§ **The problem**: Say how many lines in the records include the string "있습니다", adding no other words.

§ **Listed records**:
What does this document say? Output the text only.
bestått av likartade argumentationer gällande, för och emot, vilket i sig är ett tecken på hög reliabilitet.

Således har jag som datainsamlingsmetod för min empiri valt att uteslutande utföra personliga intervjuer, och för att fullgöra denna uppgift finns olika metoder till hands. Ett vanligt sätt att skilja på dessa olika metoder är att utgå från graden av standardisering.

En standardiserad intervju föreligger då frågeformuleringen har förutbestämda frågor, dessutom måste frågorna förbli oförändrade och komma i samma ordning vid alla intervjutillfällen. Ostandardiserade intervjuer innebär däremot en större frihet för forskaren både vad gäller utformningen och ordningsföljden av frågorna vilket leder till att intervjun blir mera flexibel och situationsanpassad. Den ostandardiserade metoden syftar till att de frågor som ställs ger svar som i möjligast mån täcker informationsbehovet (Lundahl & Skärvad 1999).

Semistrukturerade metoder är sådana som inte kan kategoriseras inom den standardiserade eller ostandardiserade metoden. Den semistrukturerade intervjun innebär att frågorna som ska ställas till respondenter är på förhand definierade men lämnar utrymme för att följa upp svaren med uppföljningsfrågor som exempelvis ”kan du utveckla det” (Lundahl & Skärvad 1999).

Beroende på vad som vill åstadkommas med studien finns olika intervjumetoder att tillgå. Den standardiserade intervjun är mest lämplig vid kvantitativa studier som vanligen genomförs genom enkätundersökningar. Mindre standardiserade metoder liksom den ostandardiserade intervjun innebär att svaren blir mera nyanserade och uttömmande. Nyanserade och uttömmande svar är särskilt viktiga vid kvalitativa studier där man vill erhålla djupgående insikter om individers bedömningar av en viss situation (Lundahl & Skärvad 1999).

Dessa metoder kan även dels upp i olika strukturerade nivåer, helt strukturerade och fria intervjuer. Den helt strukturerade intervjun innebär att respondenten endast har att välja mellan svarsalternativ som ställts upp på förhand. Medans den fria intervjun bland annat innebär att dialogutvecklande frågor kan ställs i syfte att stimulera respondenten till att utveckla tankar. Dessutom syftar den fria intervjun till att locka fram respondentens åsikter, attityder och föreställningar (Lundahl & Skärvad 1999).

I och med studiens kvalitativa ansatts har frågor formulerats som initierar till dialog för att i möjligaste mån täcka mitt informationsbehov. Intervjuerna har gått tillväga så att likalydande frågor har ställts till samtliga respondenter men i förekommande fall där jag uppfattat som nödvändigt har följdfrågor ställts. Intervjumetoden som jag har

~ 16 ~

--

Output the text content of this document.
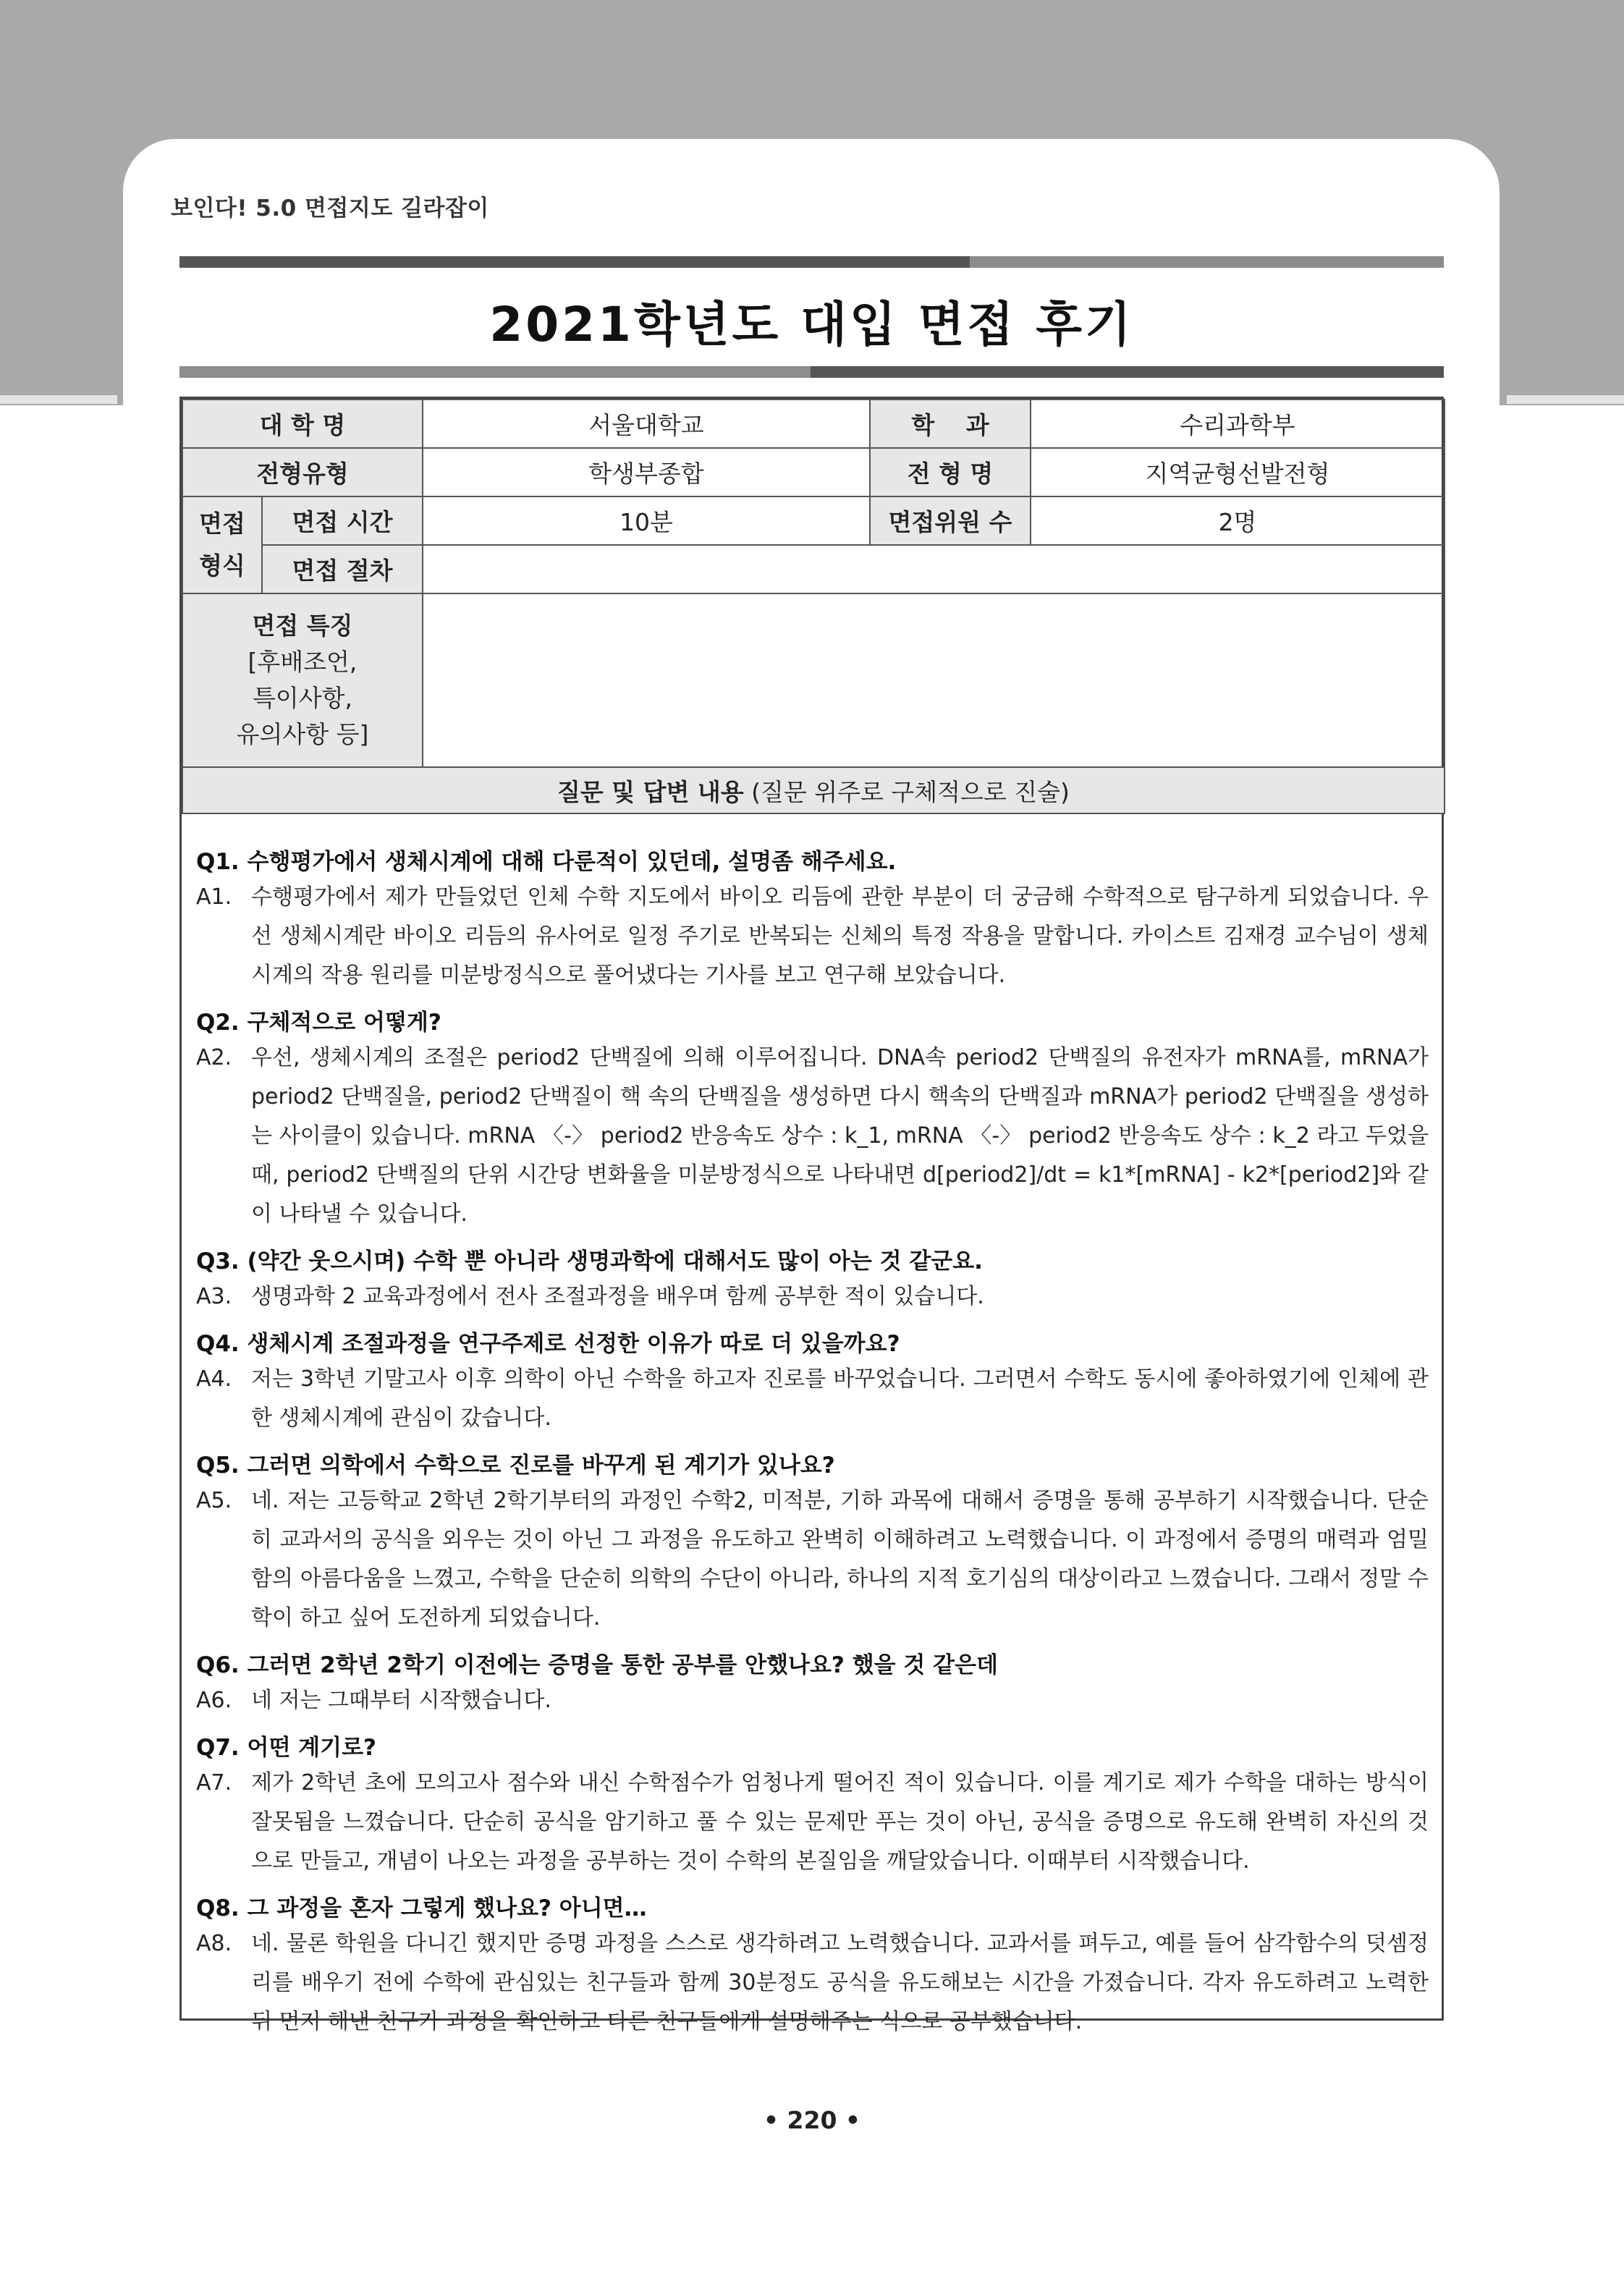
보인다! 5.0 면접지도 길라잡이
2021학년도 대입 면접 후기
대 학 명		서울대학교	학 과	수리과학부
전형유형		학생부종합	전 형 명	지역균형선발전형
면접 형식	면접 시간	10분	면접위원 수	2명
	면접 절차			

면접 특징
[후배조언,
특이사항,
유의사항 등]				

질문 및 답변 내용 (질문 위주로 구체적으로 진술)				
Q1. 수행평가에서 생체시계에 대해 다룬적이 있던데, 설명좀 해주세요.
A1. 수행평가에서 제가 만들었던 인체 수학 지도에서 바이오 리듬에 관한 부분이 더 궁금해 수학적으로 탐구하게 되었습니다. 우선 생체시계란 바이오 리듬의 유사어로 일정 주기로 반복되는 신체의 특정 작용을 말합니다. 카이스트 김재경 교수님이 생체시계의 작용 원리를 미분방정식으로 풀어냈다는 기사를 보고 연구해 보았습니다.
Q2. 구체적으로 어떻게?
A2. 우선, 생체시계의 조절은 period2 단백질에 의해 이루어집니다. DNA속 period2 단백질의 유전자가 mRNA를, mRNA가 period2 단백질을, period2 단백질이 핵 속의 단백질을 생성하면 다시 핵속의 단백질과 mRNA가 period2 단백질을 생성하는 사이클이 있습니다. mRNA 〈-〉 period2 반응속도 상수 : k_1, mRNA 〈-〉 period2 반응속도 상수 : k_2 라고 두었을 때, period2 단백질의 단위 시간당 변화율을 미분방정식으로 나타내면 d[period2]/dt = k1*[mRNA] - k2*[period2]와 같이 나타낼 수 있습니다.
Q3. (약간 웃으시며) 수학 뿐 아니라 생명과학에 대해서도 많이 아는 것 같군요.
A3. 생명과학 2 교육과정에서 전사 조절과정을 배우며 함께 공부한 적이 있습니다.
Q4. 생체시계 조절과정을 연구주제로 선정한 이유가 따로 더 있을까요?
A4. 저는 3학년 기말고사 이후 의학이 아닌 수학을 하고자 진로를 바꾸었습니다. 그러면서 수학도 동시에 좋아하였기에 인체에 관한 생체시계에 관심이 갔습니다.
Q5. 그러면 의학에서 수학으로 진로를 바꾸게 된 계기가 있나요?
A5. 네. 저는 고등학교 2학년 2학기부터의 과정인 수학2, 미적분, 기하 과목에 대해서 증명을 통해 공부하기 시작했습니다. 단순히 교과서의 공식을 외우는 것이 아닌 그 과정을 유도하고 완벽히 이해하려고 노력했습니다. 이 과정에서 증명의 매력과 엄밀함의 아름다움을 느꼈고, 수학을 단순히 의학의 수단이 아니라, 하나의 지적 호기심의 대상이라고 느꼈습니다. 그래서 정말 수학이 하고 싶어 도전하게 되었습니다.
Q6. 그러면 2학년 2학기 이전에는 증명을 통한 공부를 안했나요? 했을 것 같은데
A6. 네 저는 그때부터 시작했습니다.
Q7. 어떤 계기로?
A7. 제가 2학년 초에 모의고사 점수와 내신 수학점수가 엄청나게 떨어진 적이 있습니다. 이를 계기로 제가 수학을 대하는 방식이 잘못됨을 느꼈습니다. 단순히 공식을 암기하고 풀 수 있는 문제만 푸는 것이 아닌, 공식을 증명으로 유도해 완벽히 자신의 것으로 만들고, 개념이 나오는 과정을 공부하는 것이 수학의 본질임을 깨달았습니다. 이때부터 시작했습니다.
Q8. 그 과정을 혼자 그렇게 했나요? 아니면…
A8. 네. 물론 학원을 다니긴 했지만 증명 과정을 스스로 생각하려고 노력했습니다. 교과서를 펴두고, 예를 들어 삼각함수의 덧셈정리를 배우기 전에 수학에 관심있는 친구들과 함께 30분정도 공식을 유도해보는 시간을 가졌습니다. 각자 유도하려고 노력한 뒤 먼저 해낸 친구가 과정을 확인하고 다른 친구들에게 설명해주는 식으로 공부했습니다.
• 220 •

§ **Solved exercise**: 3